• AVAILABLE RECORDS
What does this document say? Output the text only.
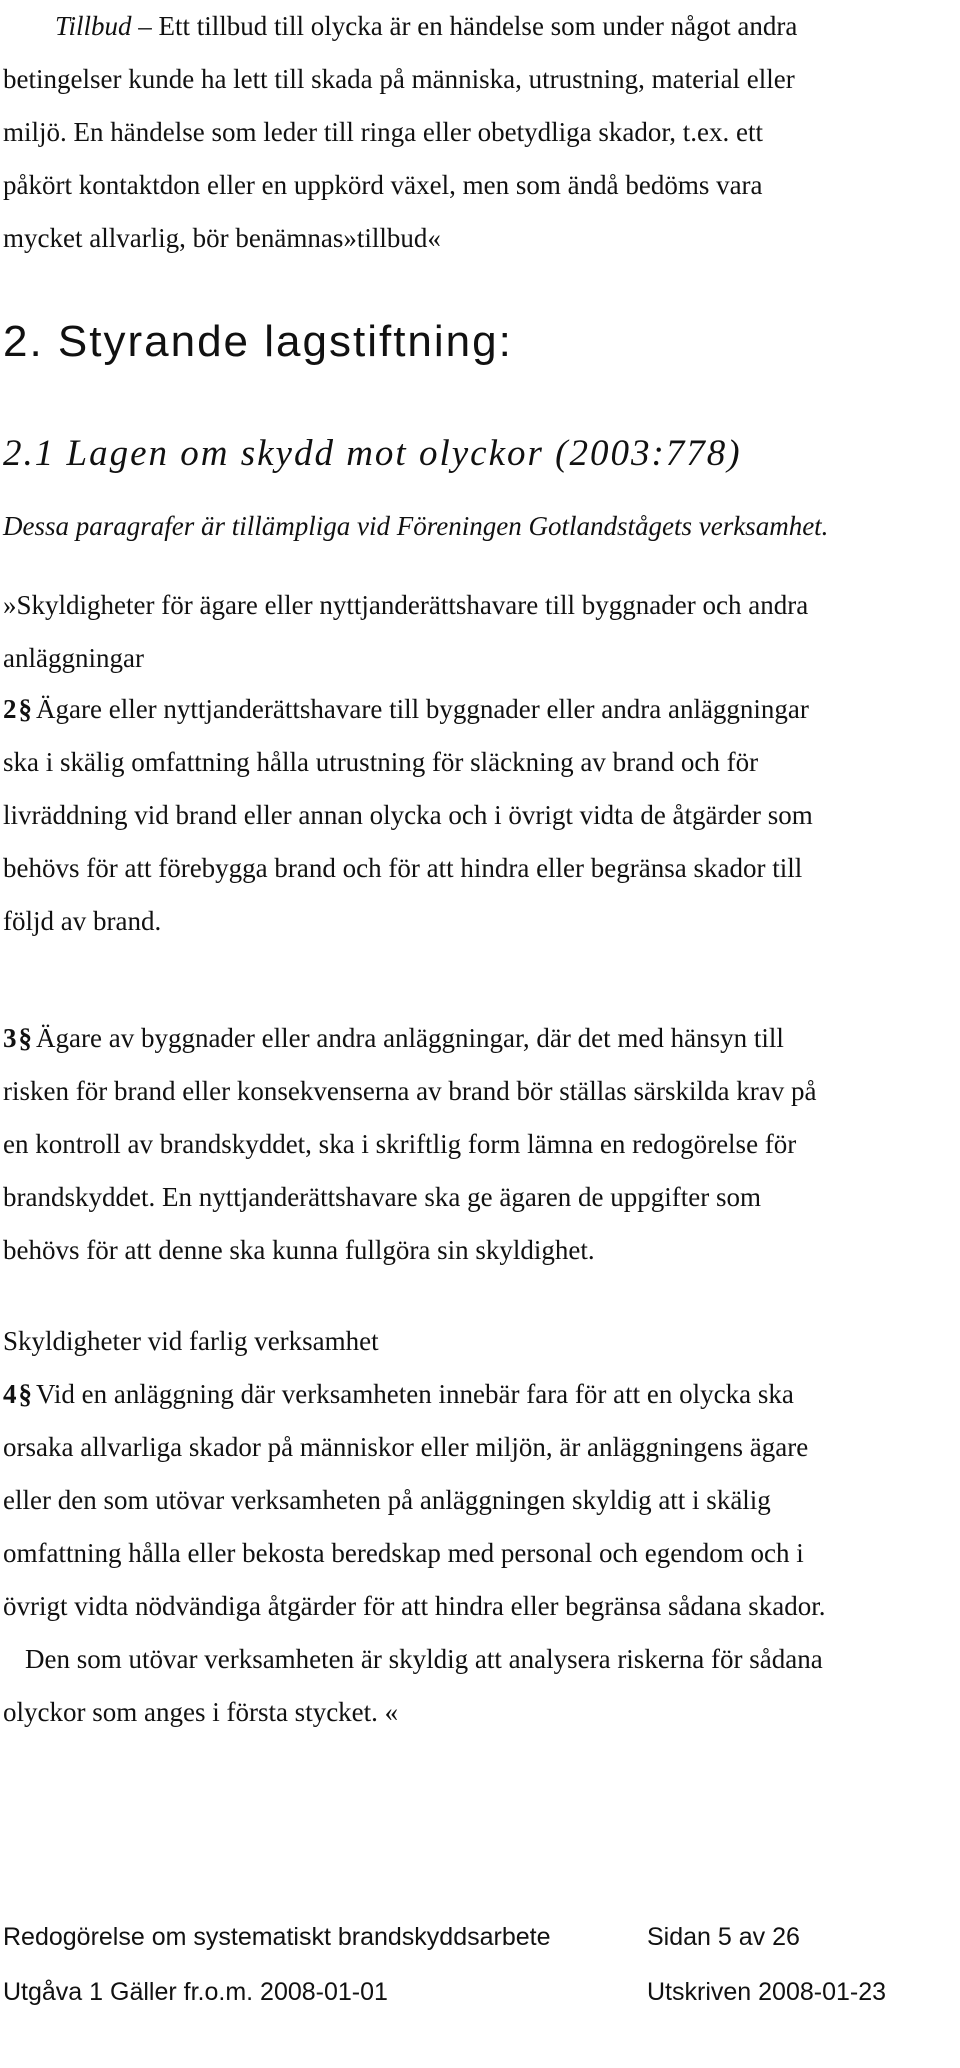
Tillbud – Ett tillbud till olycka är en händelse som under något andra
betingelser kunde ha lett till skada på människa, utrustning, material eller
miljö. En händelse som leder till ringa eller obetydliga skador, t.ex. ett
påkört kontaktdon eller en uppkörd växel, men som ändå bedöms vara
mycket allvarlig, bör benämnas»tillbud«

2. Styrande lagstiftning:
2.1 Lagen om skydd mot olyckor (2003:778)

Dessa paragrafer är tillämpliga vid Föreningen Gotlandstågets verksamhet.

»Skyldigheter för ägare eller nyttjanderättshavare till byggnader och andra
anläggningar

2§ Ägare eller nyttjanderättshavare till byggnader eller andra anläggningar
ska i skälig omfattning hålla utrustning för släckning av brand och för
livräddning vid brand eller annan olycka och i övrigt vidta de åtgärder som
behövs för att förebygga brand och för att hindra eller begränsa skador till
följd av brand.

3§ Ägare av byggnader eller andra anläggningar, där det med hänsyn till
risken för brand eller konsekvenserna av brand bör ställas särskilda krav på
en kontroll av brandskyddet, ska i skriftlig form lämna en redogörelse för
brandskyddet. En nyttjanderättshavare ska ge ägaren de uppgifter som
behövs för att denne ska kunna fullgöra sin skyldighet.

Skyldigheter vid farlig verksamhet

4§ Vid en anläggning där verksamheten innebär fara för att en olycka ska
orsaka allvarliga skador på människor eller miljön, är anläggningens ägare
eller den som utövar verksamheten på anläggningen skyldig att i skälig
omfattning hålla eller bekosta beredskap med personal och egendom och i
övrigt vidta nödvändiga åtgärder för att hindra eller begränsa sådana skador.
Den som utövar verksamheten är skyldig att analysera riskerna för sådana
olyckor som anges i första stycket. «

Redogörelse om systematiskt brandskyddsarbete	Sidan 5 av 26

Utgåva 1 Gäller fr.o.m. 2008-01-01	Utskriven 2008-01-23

--

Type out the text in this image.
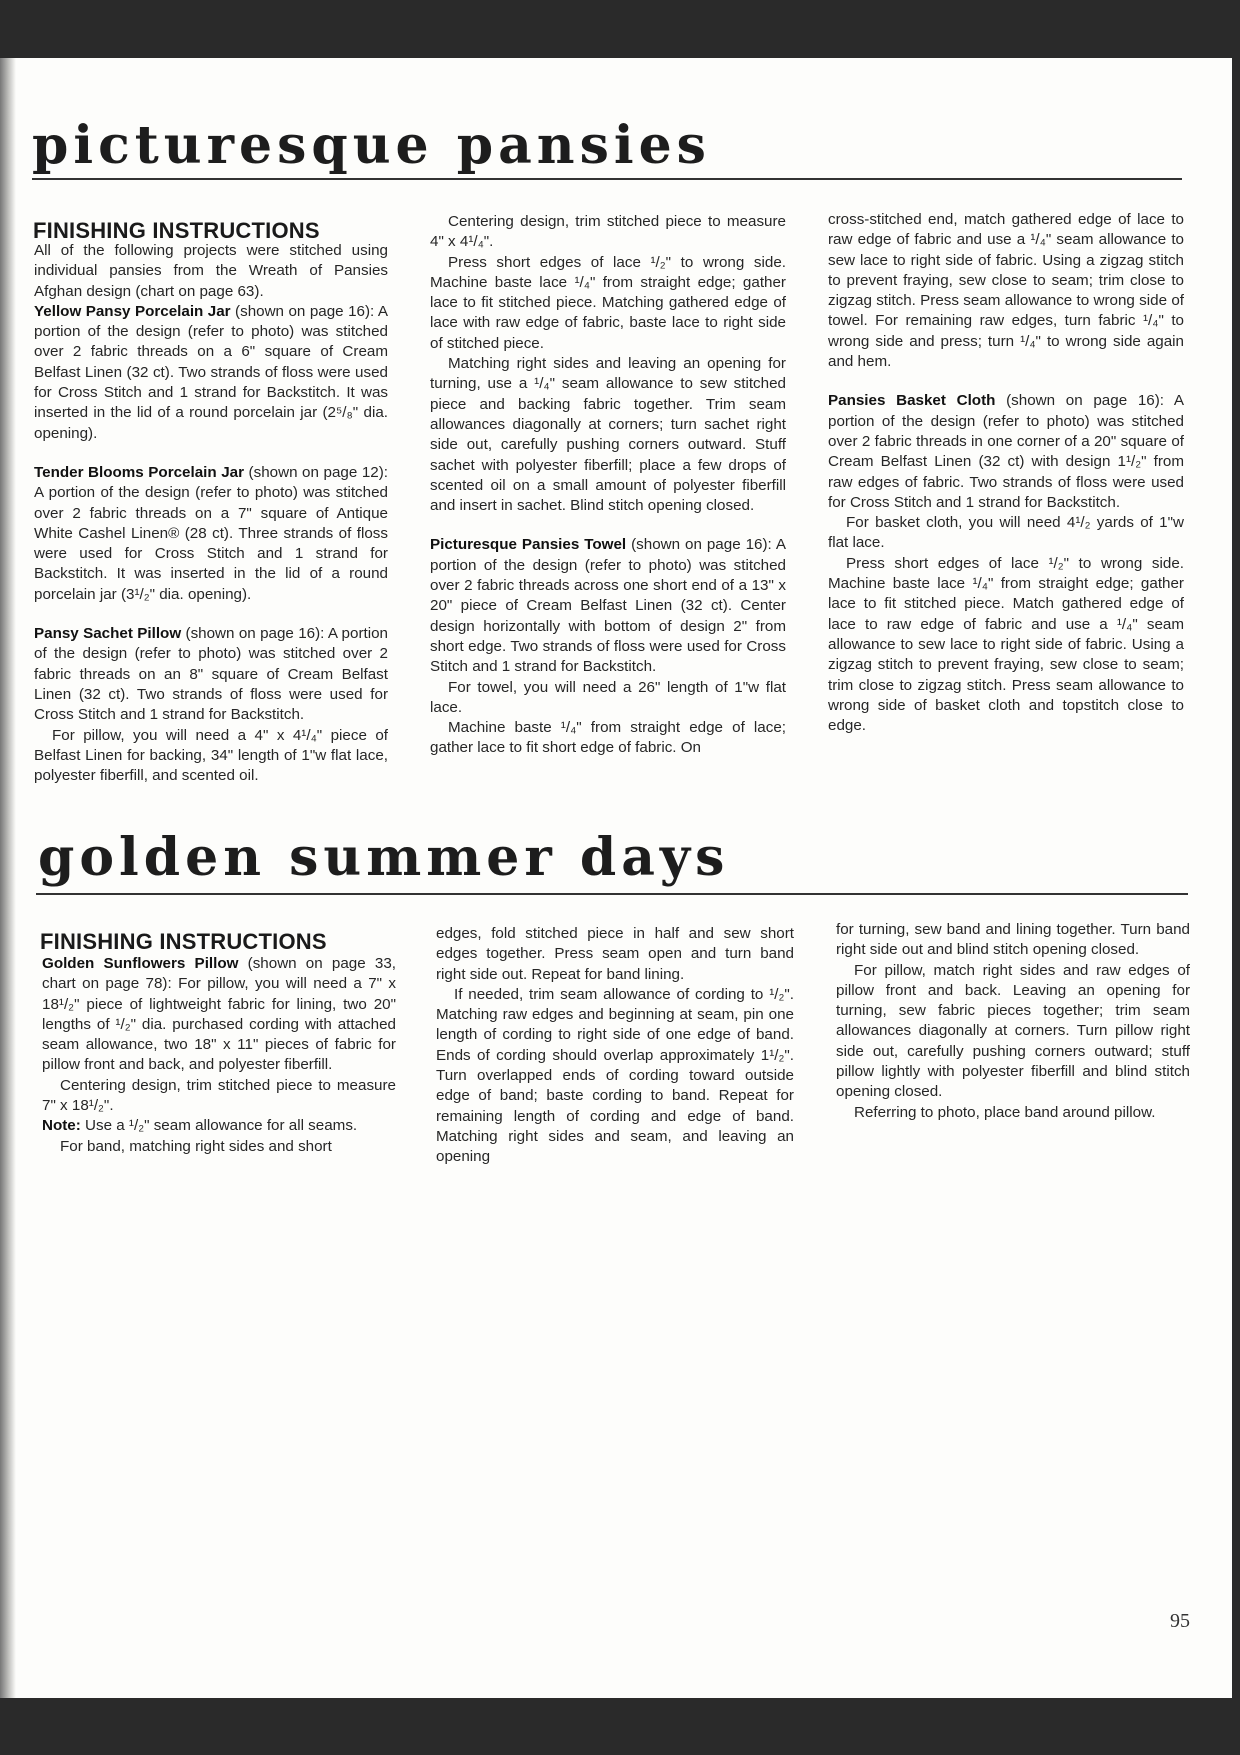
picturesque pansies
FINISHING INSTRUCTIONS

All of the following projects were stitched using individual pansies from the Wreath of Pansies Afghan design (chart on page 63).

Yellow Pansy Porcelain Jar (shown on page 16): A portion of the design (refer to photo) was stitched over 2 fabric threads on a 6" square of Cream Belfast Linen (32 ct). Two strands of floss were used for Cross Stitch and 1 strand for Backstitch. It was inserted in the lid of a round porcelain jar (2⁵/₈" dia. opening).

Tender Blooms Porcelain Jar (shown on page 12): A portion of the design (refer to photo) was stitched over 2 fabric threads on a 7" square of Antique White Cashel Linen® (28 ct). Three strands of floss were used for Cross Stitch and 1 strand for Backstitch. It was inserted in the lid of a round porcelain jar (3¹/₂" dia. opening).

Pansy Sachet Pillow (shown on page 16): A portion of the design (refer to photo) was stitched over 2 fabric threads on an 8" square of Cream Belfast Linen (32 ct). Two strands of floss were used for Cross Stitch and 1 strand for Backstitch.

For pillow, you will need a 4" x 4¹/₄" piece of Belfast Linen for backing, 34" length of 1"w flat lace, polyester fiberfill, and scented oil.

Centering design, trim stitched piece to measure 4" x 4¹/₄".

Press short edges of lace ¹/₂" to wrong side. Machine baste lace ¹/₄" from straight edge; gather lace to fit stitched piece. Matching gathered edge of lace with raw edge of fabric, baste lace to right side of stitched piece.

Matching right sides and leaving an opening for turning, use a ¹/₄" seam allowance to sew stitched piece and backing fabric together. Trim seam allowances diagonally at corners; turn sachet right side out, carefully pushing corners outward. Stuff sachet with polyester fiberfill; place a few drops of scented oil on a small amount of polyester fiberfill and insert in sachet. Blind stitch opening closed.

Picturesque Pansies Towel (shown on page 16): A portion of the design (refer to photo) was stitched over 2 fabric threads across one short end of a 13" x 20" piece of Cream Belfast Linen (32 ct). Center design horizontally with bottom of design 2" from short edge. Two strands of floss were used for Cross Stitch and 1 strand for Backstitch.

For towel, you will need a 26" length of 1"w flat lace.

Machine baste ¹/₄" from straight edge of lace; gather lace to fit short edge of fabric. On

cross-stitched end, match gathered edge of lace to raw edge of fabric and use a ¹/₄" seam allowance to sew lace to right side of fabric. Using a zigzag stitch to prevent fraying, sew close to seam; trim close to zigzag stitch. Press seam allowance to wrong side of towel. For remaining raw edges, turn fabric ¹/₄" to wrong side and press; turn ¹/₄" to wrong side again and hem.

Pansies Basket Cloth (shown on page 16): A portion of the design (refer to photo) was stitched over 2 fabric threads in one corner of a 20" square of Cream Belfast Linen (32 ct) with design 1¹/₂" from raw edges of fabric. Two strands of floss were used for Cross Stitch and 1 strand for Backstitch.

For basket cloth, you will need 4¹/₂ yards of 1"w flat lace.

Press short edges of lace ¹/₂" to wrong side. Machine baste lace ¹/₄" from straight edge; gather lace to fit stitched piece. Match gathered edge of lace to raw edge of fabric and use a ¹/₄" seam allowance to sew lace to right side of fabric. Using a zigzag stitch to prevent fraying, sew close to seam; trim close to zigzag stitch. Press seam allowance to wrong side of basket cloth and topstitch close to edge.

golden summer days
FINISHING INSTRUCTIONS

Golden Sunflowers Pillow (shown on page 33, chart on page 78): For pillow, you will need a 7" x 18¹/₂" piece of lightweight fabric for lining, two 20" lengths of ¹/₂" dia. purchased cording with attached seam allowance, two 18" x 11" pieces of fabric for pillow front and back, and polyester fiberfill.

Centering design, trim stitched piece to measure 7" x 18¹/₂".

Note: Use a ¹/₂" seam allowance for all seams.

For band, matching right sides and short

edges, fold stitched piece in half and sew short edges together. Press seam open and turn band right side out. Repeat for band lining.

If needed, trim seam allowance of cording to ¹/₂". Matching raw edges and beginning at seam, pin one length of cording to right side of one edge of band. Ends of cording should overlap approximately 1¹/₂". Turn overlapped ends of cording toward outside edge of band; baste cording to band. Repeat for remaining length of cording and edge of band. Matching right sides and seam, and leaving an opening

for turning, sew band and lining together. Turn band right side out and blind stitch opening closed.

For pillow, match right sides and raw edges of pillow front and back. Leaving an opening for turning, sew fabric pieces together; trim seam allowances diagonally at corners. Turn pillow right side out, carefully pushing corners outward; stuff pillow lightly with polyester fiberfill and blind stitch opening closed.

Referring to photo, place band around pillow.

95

• TASK DETAILS
Identify every line where the string "baste" appears.

• SOLVED PROBLEM
Press short edges of lace ¹/₂" to wrong side. Machine baste lace ¹/₄" from straight edge; gather lace to fit stitched piece. Matching gathered edge of lace with raw edge of fabric, baste lace to right side of stitched piece.
Machine baste ¹/₄" from straight edge of lace; gather lace to fit short edge of fabric. On
Press short edges of lace ¹/₂" to wrong side. Machine baste lace ¹/₄" from straight edge; gather lace to fit stitched piece. Match gathered edge of lace to raw edge of fabric and use a ¹/₄" seam allowance to sew lace to right side of fabric. Using a zigzag stitch to prevent fraying, sew close to seam; trim close to zigzag stitch. Press seam allowance to wrong side of basket cloth and topstitch close to edge.
If needed, trim seam allowance of cording to ¹/₂". Matching raw edges and beginning at seam, pin one length of cording to right side of one edge of band. Ends of cording should overlap approximately 1¹/₂". Turn overlapped ends of cording toward outside edge of band; baste cording to band. Repeat for remaining length of cording and edge of band. Matching right sides and seam, and leaving an opening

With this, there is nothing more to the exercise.